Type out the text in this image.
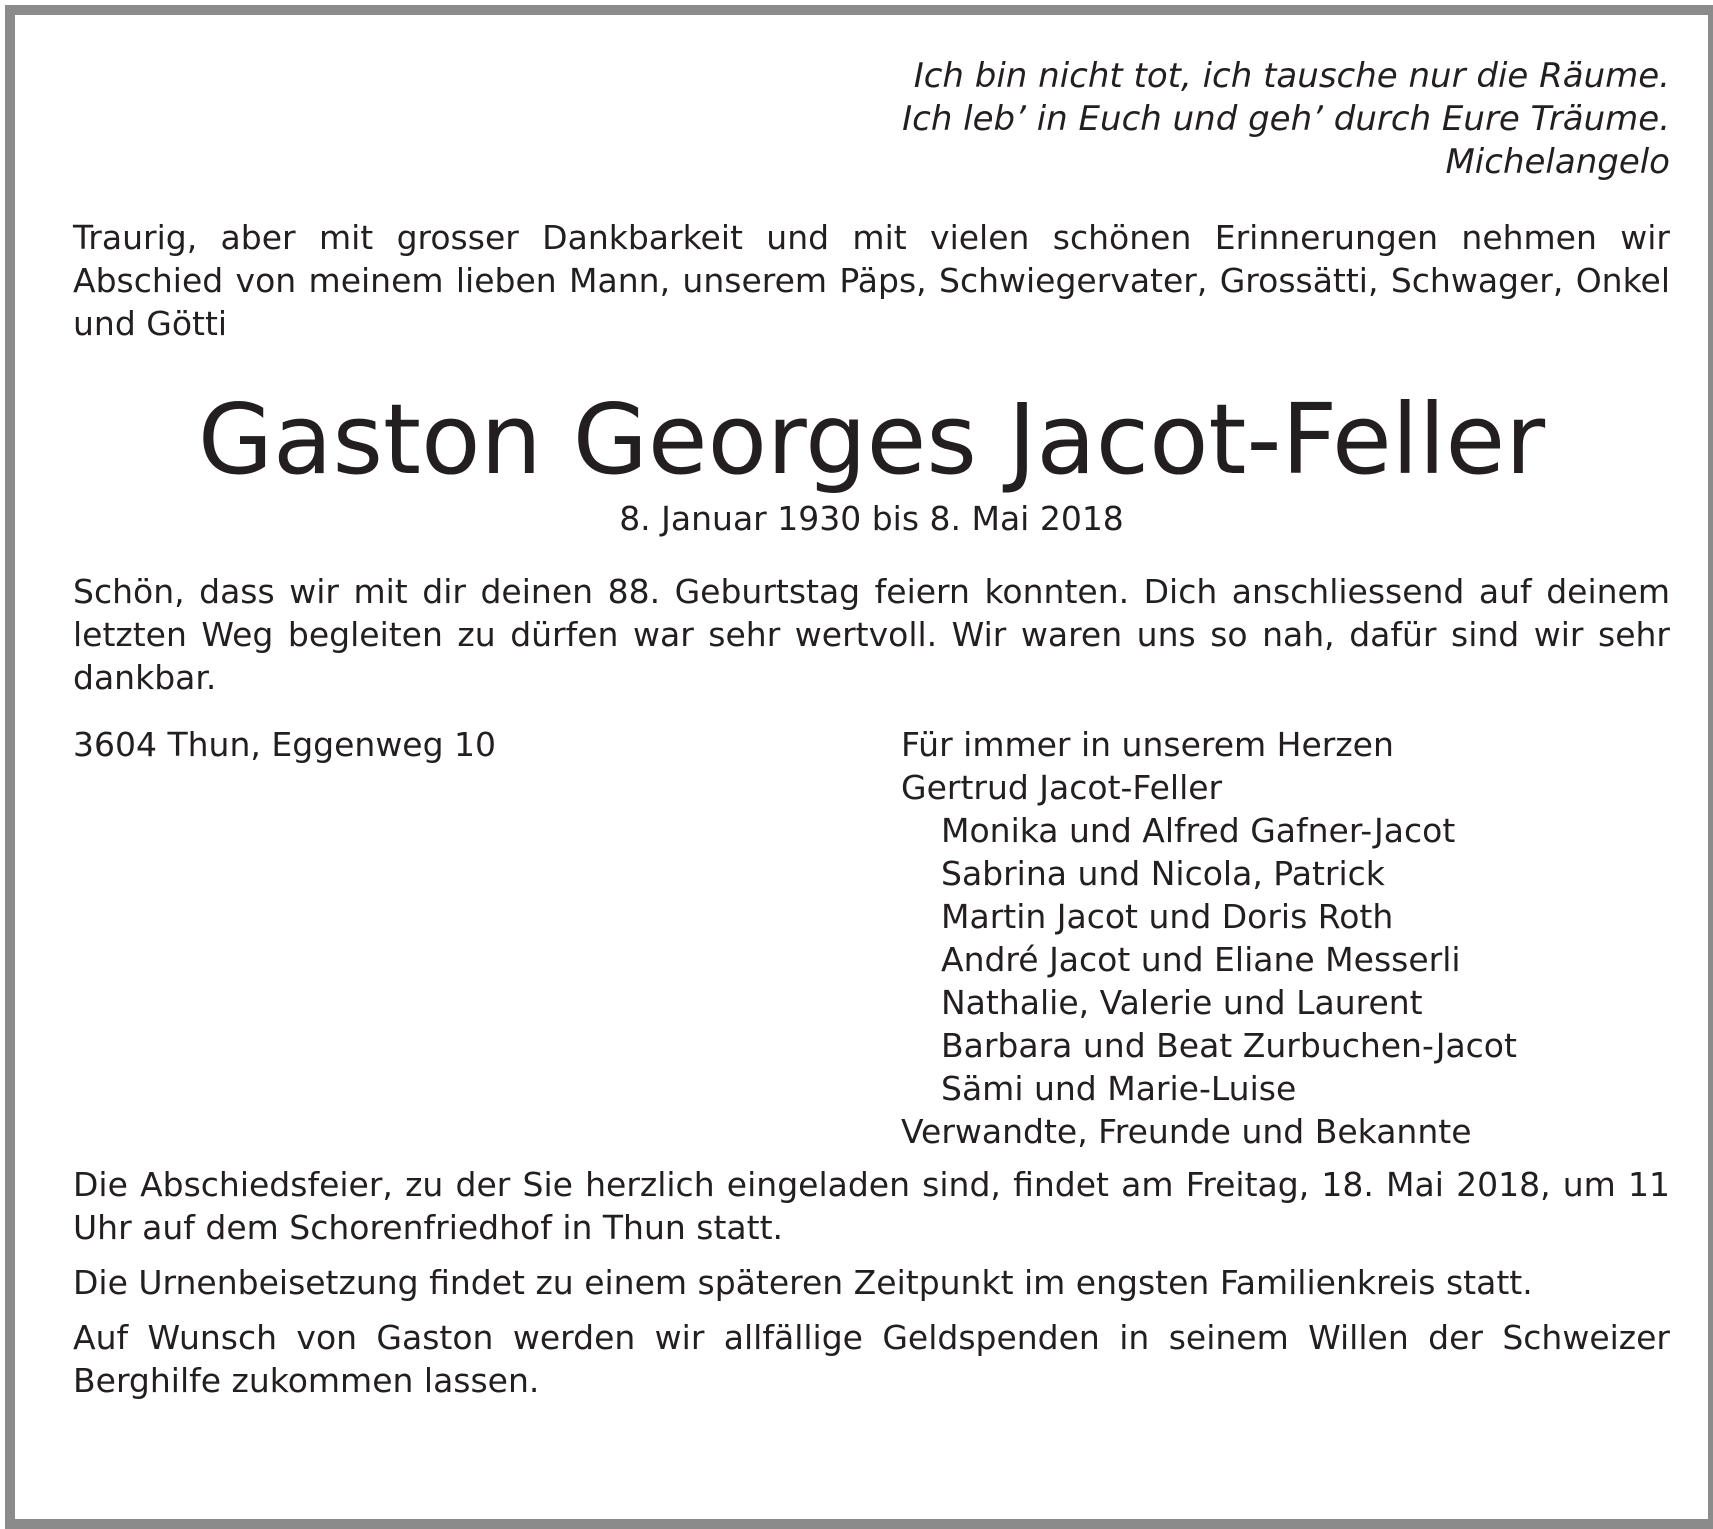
Ich bin nicht tot, ich tausche nur die Räume.
Ich leb’ in Euch und geh’ durch Eure Träume.
Michelangelo

Traurig, aber mit grosser Dankbarkeit und mit vielen schönen Erinnerungen nehmen wir Abschied von meinem lieben Mann, unserem Päps, Schwiegervater, Grossätti, Schwager, Onkel und Götti

Gaston Georges Jacot-Feller
8. Januar 1930 bis 8. Mai 2018

Schön, dass wir mit dir deinen 88. Geburtstag feiern konnten. Dich anschliessend auf deinem letzten Weg begleiten zu dürfen war sehr wertvoll. Wir waren uns so nah, dafür sind wir sehr dankbar.

3604 Thun, Eggenweg 10	Für immer in unserem Herzen
Gertrud Jacot-Feller
Monika und Alfred Gafner-Jacot
Sabrina und Nicola, Patrick
Martin Jacot und Doris Roth
André Jacot und Eliane Messerli
Nathalie, Valerie und Laurent
Barbara und Beat Zurbuchen-Jacot
Sämi und Marie-Luise
Verwandte, Freunde und Bekannte

Die Abschiedsfeier, zu der Sie herzlich eingeladen sind, findet am Freitag, 18. Mai 2018, um 11 Uhr auf dem Schorenfriedhof in Thun statt.

Die Urnenbeisetzung findet zu einem späteren Zeitpunkt im engsten Familienkreis statt.

Auf Wunsch von Gaston werden wir allfällige Geldspenden in seinem Willen der Schweizer Berghilfe zukommen lassen.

• • • • •

Leave out the pictures and print every line of the data exactly.

→ **Task result**:
Type out the text in this image.
Ich bin nicht tot, ich tausche nur die Räume.
Ich leb’ in Euch und geh’ durch Eure Träume.
Michelangelo

Traurig, aber mit grosser Dankbarkeit und mit vielen schönen Erinnerungen nehmen wir Abschied von meinem lieben Mann, unserem Päps, Schwiegervater, Grossätti, Schwager, Onkel und Götti

Gaston Georges Jacot-Feller
8. Januar 1930 bis 8. Mai 2018

Schön, dass wir mit dir deinen 88. Geburtstag feiern konnten. Dich anschliessend auf deinem letzten Weg begleiten zu dürfen war sehr wertvoll. Wir waren uns so nah, dafür sind wir sehr dankbar.

3604 Thun, Eggenweg 10	Für immer in unserem Herzen
Gertrud Jacot-Feller
Monika und Alfred Gafner-Jacot
Sabrina und Nicola, Patrick
Martin Jacot und Doris Roth
André Jacot und Eliane Messerli
Nathalie, Valerie und Laurent
Barbara und Beat Zurbuchen-Jacot
Sämi und Marie-Luise
Verwandte, Freunde und Bekannte

Die Abschiedsfeier, zu der Sie herzlich eingeladen sind, findet am Freitag, 18. Mai 2018, um 11 Uhr auf dem Schorenfriedhof in Thun statt.

Die Urnenbeisetzung findet zu einem späteren Zeitpunkt im engsten Familienkreis statt.

Auf Wunsch von Gaston werden wir allfällige Geldspenden in seinem Willen der Schweizer Berghilfe zukommen lassen.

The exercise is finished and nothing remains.